THE PROBLEM:
Write out all of the records precisely. Skip anything that is a picture.

#### MATERIAL TO PROCESS ####

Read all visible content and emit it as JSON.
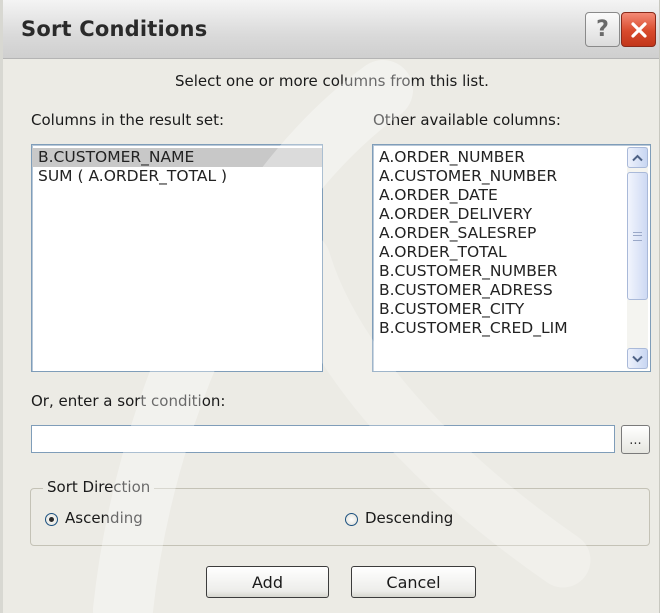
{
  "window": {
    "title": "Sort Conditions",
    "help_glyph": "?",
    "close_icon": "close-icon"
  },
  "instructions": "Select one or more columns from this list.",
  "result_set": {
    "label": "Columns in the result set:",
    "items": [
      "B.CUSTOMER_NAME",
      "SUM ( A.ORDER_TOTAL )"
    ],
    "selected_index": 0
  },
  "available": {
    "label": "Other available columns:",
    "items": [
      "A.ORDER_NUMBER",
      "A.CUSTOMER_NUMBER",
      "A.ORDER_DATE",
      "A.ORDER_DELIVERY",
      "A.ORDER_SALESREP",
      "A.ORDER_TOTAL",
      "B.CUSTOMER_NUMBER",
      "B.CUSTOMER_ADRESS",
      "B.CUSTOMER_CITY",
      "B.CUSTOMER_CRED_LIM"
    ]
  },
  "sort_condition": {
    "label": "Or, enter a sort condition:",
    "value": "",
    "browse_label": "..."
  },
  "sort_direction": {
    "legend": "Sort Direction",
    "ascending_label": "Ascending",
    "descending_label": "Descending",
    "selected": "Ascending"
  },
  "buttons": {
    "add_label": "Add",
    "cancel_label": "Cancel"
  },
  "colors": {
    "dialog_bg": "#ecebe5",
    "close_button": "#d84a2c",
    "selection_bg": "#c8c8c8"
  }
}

####

WRITTEN ANSWER:
Read all visible content and emit it as JSON.
{
  "window": {
    "title": "Sort Conditions",
    "help_glyph": "?",
    "close_icon": "close-icon"
  },
  "instructions": "Select one or more columns from this list.",
  "result_set": {
    "label": "Columns in the result set:",
    "items": [
      "B.CUSTOMER_NAME",
      "SUM ( A.ORDER_TOTAL )"
    ],
    "selected_index": 0
  },
  "available": {
    "label": "Other available columns:",
    "items": [
      "A.ORDER_NUMBER",
      "A.CUSTOMER_NUMBER",
      "A.ORDER_DATE",
      "A.ORDER_DELIVERY",
      "A.ORDER_SALESREP",
      "A.ORDER_TOTAL",
      "B.CUSTOMER_NUMBER",
      "B.CUSTOMER_ADRESS",
      "B.CUSTOMER_CITY",
      "B.CUSTOMER_CRED_LIM"
    ]
  },
  "sort_condition": {
    "label": "Or, enter a sort condition:",
    "value": "",
    "browse_label": "..."
  },
  "sort_direction": {
    "legend": "Sort Direction",
    "ascending_label": "Ascending",
    "descending_label": "Descending",
    "selected": "Ascending"
  },
  "buttons": {
    "add_label": "Add",
    "cancel_label": "Cancel"
  },
  "colors": {
    "dialog_bg": "#ecebe5",
    "close_button": "#d84a2c",
    "selection_bg": "#c8c8c8"
  }
}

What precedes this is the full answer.